Repeat all of the material exactly as given.

----

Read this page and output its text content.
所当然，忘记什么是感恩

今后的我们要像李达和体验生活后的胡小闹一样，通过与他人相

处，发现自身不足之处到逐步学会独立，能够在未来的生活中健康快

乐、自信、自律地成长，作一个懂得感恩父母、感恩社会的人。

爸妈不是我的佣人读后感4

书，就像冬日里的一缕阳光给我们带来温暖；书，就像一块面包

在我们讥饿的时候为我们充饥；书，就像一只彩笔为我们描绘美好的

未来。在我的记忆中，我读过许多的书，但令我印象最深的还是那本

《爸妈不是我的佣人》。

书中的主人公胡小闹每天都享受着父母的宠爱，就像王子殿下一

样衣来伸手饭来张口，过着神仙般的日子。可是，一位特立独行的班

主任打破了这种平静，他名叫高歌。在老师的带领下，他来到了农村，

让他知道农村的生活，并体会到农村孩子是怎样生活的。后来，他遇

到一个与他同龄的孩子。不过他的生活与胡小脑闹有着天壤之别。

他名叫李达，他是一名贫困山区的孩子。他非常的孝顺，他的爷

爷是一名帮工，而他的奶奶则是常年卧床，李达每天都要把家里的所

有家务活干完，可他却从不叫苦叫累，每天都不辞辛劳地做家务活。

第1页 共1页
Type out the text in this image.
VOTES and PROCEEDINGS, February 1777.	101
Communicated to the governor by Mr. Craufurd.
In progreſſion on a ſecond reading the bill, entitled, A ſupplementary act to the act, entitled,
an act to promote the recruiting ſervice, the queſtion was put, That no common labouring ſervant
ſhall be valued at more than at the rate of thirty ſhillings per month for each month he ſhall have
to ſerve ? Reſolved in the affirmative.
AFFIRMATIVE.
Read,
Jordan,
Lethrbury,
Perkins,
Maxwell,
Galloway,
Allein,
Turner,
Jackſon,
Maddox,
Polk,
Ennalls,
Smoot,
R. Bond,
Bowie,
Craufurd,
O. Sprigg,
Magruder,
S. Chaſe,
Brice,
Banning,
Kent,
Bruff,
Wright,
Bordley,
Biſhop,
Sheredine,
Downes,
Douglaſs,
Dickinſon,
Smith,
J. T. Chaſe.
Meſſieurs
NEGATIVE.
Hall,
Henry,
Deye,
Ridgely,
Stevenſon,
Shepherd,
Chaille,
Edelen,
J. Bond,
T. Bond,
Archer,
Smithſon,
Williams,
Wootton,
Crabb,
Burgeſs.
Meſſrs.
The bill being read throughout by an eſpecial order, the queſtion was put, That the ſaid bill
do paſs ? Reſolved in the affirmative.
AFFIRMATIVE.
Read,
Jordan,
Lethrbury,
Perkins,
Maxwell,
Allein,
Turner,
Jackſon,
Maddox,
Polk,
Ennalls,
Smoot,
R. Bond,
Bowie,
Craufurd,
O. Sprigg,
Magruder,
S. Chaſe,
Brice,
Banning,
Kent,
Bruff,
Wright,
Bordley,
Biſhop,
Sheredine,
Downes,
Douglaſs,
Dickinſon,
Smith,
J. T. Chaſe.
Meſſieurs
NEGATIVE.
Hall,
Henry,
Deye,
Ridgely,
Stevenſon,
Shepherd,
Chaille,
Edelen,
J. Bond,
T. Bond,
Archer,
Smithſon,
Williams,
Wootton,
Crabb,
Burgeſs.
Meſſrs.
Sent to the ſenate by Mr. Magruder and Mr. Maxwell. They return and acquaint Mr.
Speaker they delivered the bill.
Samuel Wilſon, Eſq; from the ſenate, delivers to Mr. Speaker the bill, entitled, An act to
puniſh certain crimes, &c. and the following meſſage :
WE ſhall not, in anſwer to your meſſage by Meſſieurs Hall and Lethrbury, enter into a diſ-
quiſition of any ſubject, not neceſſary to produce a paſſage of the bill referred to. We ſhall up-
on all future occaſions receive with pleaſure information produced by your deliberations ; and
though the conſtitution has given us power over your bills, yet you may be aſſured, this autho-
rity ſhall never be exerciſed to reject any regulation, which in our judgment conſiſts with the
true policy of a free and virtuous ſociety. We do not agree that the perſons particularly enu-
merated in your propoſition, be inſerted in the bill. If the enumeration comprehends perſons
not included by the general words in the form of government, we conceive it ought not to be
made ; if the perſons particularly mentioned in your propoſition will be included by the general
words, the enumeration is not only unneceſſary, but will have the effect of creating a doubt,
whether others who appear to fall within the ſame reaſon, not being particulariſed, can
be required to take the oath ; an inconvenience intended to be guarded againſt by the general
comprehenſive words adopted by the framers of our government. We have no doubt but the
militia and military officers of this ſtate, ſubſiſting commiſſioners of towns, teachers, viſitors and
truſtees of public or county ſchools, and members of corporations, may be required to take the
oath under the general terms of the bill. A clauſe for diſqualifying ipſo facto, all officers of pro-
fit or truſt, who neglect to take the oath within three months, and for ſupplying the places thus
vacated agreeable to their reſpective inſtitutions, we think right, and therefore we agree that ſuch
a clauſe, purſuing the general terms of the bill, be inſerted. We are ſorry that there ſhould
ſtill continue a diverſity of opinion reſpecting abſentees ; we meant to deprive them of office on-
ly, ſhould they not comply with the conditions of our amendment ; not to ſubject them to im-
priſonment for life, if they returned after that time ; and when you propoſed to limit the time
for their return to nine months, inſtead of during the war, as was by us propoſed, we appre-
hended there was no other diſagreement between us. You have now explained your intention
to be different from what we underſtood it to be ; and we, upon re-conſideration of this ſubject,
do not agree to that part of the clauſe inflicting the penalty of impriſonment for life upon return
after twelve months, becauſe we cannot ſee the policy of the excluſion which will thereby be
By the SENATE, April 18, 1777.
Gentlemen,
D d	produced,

----

=== In response ===
Read this page and output its text content.
所当然，忘记什么是感恩

今后的我们要像李达和体验生活后的胡小闹一样，通过与他人相

处，发现自身不足之处到逐步学会独立，能够在未来的生活中健康快

乐、自信、自律地成长，作一个懂得感恩父母、感恩社会的人。

爸妈不是我的佣人读后感4

书，就像冬日里的一缕阳光给我们带来温暖；书，就像一块面包

在我们讥饿的时候为我们充饥；书，就像一只彩笔为我们描绘美好的

未来。在我的记忆中，我读过许多的书，但令我印象最深的还是那本

《爸妈不是我的佣人》。

书中的主人公胡小闹每天都享受着父母的宠爱，就像王子殿下一

样衣来伸手饭来张口，过着神仙般的日子。可是，一位特立独行的班

主任打破了这种平静，他名叫高歌。在老师的带领下，他来到了农村，

让他知道农村的生活，并体会到农村孩子是怎样生活的。后来，他遇

到一个与他同龄的孩子。不过他的生活与胡小脑闹有着天壤之别。

他名叫李达，他是一名贫困山区的孩子。他非常的孝顺，他的爷

爷是一名帮工，而他的奶奶则是常年卧床，李达每天都要把家里的所

有家务活干完，可他却从不叫苦叫累，每天都不辞辛劳地做家务活。

第1页 共1页
Type out the text in this image.
VOTES and PROCEEDINGS, February 1777.	101
Communicated to the governor by Mr. Craufurd.
In progreſſion on a ſecond reading the bill, entitled, A ſupplementary act to the act, entitled,
an act to promote the recruiting ſervice, the queſtion was put, That no common labouring ſervant
ſhall be valued at more than at the rate of thirty ſhillings per month for each month he ſhall have
to ſerve ? Reſolved in the affirmative.
AFFIRMATIVE.
Read,
Jordan,
Lethrbury,
Perkins,
Maxwell,
Galloway,
Allein,
Turner,
Jackſon,
Maddox,
Polk,
Ennalls,
Smoot,
R. Bond,
Bowie,
Craufurd,
O. Sprigg,
Magruder,
S. Chaſe,
Brice,
Banning,
Kent,
Bruff,
Wright,
Bordley,
Biſhop,
Sheredine,
Downes,
Douglaſs,
Dickinſon,
Smith,
J. T. Chaſe.
Meſſieurs
NEGATIVE.
Hall,
Henry,
Deye,
Ridgely,
Stevenſon,
Shepherd,
Chaille,
Edelen,
J. Bond,
T. Bond,
Archer,
Smithſon,
Williams,
Wootton,
Crabb,
Burgeſs.
Meſſrs.
The bill being read throughout by an eſpecial order, the queſtion was put, That the ſaid bill
do paſs ? Reſolved in the affirmative.
AFFIRMATIVE.
Read,
Jordan,
Lethrbury,
Perkins,
Maxwell,
Allein,
Turner,
Jackſon,
Maddox,
Polk,
Ennalls,
Smoot,
R. Bond,
Bowie,
Craufurd,
O. Sprigg,
Magruder,
S. Chaſe,
Brice,
Banning,
Kent,
Bruff,
Wright,
Bordley,
Biſhop,
Sheredine,
Downes,
Douglaſs,
Dickinſon,
Smith,
J. T. Chaſe.
Meſſieurs
NEGATIVE.
Hall,
Henry,
Deye,
Ridgely,
Stevenſon,
Shepherd,
Chaille,
Edelen,
J. Bond,
T. Bond,
Archer,
Smithſon,
Williams,
Wootton,
Crabb,
Burgeſs.
Meſſrs.
Sent to the ſenate by Mr. Magruder and Mr. Maxwell. They return and acquaint Mr.
Speaker they delivered the bill.
Samuel Wilſon, Eſq; from the ſenate, delivers to Mr. Speaker the bill, entitled, An act to
puniſh certain crimes, &c. and the following meſſage :
WE ſhall not, in anſwer to your meſſage by Meſſieurs Hall and Lethrbury, enter into a diſ-
quiſition of any ſubject, not neceſſary to produce a paſſage of the bill referred to. We ſhall up-
on all future occaſions receive with pleaſure information produced by your deliberations ; and
though the conſtitution has given us power over your bills, yet you may be aſſured, this autho-
rity ſhall never be exerciſed to reject any regulation, which in our judgment conſiſts with the
true policy of a free and virtuous ſociety. We do not agree that the perſons particularly enu-
merated in your propoſition, be inſerted in the bill. If the enumeration comprehends perſons
not included by the general words in the form of government, we conceive it ought not to be
made ; if the perſons particularly mentioned in your propoſition will be included by the general
words, the enumeration is not only unneceſſary, but will have the effect of creating a doubt,
whether others who appear to fall within the ſame reaſon, not being particulariſed, can
be required to take the oath ; an inconvenience intended to be guarded againſt by the general
comprehenſive words adopted by the framers of our government. We have no doubt but the
militia and military officers of this ſtate, ſubſiſting commiſſioners of towns, teachers, viſitors and
truſtees of public or county ſchools, and members of corporations, may be required to take the
oath under the general terms of the bill. A clauſe for diſqualifying ipſo facto, all officers of pro-
fit or truſt, who neglect to take the oath within three months, and for ſupplying the places thus
vacated agreeable to their reſpective inſtitutions, we think right, and therefore we agree that ſuch
a clauſe, purſuing the general terms of the bill, be inſerted. We are ſorry that there ſhould
ſtill continue a diverſity of opinion reſpecting abſentees ; we meant to deprive them of office on-
ly, ſhould they not comply with the conditions of our amendment ; not to ſubject them to im-
priſonment for life, if they returned after that time ; and when you propoſed to limit the time
for their return to nine months, inſtead of during the war, as was by us propoſed, we appre-
hended there was no other diſagreement between us. You have now explained your intention
to be different from what we underſtood it to be ; and we, upon re-conſideration of this ſubject,
do not agree to that part of the clauſe inflicting the penalty of impriſonment for life upon return
after twelve months, becauſe we cannot ſee the policy of the excluſion which will thereby be
By the SENATE, April 18, 1777.
Gentlemen,
D d	produced,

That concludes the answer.